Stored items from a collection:
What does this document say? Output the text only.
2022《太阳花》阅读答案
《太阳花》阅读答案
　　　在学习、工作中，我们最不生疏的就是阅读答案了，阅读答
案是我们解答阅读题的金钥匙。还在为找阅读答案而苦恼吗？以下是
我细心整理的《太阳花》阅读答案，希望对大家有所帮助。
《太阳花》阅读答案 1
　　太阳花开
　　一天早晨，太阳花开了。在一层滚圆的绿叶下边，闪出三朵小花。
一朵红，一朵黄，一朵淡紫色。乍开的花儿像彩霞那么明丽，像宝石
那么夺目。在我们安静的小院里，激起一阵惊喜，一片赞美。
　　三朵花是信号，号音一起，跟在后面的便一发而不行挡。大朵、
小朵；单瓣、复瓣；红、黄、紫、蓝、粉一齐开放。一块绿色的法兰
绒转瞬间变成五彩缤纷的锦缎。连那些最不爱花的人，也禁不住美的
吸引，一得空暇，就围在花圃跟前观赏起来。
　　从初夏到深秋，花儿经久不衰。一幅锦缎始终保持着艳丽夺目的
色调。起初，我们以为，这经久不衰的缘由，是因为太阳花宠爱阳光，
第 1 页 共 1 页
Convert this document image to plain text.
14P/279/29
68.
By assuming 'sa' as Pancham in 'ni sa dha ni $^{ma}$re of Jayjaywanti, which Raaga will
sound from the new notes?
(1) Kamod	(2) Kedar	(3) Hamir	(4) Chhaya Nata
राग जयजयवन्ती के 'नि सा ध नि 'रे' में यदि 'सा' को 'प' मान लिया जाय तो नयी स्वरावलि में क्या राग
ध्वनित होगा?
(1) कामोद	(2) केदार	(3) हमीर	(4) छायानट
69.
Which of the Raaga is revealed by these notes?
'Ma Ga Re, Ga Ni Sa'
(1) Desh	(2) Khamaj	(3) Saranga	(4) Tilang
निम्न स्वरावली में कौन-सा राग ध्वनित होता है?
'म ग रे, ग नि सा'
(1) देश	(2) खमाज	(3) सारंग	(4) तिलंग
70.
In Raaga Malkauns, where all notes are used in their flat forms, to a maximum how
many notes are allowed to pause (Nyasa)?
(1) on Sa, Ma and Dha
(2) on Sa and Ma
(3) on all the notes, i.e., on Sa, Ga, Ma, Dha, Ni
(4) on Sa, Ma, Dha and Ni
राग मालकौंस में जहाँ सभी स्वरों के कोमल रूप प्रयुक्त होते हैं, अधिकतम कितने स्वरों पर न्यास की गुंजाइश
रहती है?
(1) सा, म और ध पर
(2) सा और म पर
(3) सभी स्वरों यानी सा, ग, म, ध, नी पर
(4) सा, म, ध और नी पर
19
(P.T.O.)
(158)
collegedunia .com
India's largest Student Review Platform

GIVEN INSTRUCTION – Above are the records; copy all of them exactly.

RESULT FOR THIS EXERCISE –
What does this document say? Output the text only.
2022《太阳花》阅读答案
《太阳花》阅读答案
　　　在学习、工作中，我们最不生疏的就是阅读答案了，阅读答
案是我们解答阅读题的金钥匙。还在为找阅读答案而苦恼吗？以下是
我细心整理的《太阳花》阅读答案，希望对大家有所帮助。
《太阳花》阅读答案 1
　　太阳花开
　　一天早晨，太阳花开了。在一层滚圆的绿叶下边，闪出三朵小花。
一朵红，一朵黄，一朵淡紫色。乍开的花儿像彩霞那么明丽，像宝石
那么夺目。在我们安静的小院里，激起一阵惊喜，一片赞美。
　　三朵花是信号，号音一起，跟在后面的便一发而不行挡。大朵、
小朵；单瓣、复瓣；红、黄、紫、蓝、粉一齐开放。一块绿色的法兰
绒转瞬间变成五彩缤纷的锦缎。连那些最不爱花的人，也禁不住美的
吸引，一得空暇，就围在花圃跟前观赏起来。
　　从初夏到深秋，花儿经久不衰。一幅锦缎始终保持着艳丽夺目的
色调。起初，我们以为，这经久不衰的缘由，是因为太阳花宠爱阳光，
第 1 页 共 1 页
Convert this document image to plain text.
14P/279/29
68.
By assuming 'sa' as Pancham in 'ni sa dha ni $^{ma}$re of Jayjaywanti, which Raaga will
sound from the new notes?
(1) Kamod	(2) Kedar	(3) Hamir	(4) Chhaya Nata
राग जयजयवन्ती के 'नि सा ध नि 'रे' में यदि 'सा' को 'प' मान लिया जाय तो नयी स्वरावलि में क्या राग
ध्वनित होगा?
(1) कामोद	(2) केदार	(3) हमीर	(4) छायानट
69.
Which of the Raaga is revealed by these notes?
'Ma Ga Re, Ga Ni Sa'
(1) Desh	(2) Khamaj	(3) Saranga	(4) Tilang
निम्न स्वरावली में कौन-सा राग ध्वनित होता है?
'म ग रे, ग नि सा'
(1) देश	(2) खमाज	(3) सारंग	(4) तिलंग
70.
In Raaga Malkauns, where all notes are used in their flat forms, to a maximum how
many notes are allowed to pause (Nyasa)?
(1) on Sa, Ma and Dha
(2) on Sa and Ma
(3) on all the notes, i.e., on Sa, Ga, Ma, Dha, Ni
(4) on Sa, Ma, Dha and Ni
राग मालकौंस में जहाँ सभी स्वरों के कोमल रूप प्रयुक्त होते हैं, अधिकतम कितने स्वरों पर न्यास की गुंजाइश
रहती है?
(1) सा, म और ध पर
(2) सा और म पर
(3) सभी स्वरों यानी सा, ग, म, ध, नी पर
(4) सा, म, ध और नी पर
19
(P.T.O.)
(158)
collegedunia .com
India's largest Student Review Platform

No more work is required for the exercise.